EXERCISE REQUIREMENTS: Copy out each line that has "image" in it.

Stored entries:
'''
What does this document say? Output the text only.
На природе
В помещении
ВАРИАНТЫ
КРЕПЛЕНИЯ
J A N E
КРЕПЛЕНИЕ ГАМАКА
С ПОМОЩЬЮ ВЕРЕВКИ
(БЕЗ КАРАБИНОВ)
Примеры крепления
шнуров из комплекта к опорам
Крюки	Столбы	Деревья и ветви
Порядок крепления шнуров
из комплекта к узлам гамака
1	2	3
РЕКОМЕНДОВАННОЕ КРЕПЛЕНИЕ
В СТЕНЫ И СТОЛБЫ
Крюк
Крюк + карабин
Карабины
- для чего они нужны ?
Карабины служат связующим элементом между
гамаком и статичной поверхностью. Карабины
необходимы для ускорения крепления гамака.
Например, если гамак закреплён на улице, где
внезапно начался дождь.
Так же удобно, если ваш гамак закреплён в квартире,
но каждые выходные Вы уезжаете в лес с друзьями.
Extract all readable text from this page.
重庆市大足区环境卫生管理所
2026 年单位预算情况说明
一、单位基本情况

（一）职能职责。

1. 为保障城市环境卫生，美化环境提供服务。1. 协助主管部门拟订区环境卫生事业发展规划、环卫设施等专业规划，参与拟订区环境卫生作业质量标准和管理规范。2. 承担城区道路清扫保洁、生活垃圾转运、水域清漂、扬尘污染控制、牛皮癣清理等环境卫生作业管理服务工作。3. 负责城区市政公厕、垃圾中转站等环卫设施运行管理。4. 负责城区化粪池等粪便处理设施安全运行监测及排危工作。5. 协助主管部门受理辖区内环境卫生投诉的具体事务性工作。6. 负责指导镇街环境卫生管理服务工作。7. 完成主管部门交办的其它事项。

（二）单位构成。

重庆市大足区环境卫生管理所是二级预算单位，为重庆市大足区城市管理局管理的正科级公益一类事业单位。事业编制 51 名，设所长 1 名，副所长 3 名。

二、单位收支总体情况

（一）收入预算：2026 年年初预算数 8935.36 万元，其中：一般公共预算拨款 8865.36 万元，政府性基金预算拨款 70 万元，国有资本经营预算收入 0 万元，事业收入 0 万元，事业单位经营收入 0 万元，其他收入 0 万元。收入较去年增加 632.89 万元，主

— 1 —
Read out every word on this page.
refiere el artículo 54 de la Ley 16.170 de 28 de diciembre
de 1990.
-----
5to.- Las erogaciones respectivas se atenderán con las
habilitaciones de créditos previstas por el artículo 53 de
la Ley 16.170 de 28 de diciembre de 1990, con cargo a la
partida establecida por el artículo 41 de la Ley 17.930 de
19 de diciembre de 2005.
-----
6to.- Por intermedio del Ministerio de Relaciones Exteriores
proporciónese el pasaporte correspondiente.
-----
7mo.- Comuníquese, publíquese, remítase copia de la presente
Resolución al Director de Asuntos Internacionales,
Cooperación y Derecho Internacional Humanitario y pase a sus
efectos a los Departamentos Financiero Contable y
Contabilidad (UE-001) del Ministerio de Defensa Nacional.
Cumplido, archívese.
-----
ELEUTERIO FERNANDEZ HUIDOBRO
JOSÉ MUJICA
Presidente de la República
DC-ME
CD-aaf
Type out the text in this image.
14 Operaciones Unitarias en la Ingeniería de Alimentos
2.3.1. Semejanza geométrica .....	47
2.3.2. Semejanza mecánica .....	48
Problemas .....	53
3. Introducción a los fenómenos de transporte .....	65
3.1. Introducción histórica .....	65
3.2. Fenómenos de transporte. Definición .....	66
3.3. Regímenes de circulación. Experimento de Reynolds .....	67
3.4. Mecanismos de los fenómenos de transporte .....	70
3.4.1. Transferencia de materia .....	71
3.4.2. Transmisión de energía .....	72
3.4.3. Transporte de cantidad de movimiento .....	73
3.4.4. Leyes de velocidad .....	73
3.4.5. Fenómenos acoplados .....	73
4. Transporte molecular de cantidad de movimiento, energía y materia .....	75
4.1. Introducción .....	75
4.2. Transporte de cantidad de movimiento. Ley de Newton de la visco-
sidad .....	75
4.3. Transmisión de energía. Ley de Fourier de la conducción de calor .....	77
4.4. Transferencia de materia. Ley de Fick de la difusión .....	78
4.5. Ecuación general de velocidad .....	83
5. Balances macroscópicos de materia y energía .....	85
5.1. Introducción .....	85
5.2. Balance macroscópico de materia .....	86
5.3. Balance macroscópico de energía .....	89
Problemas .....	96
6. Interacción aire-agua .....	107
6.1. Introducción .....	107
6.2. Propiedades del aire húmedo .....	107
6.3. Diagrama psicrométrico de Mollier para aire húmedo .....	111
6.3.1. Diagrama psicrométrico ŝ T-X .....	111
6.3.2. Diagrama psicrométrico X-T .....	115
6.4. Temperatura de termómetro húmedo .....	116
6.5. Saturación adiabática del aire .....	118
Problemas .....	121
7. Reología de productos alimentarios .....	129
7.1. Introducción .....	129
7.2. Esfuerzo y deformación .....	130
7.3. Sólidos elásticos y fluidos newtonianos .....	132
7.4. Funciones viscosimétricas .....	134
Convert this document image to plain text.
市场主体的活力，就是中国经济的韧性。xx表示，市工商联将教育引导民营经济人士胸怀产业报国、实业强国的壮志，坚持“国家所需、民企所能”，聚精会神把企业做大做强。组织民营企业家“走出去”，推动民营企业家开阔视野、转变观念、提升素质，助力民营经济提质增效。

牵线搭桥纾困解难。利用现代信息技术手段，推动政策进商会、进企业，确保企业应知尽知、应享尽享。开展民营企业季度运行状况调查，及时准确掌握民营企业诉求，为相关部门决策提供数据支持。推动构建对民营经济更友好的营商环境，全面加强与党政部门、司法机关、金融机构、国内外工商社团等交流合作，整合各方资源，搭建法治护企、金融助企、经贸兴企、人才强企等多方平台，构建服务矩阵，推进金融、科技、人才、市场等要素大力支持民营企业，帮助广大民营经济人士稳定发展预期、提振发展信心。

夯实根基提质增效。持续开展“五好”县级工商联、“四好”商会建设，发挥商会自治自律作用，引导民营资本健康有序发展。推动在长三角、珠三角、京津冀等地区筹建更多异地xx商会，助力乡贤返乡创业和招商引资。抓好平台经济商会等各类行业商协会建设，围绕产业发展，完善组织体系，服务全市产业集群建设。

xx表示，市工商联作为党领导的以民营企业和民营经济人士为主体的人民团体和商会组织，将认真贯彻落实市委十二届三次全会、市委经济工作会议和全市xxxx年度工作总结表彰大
'''
RESULT FOR THIS EXERCISE:
Type out the text in this image.
Convert this document image to plain text.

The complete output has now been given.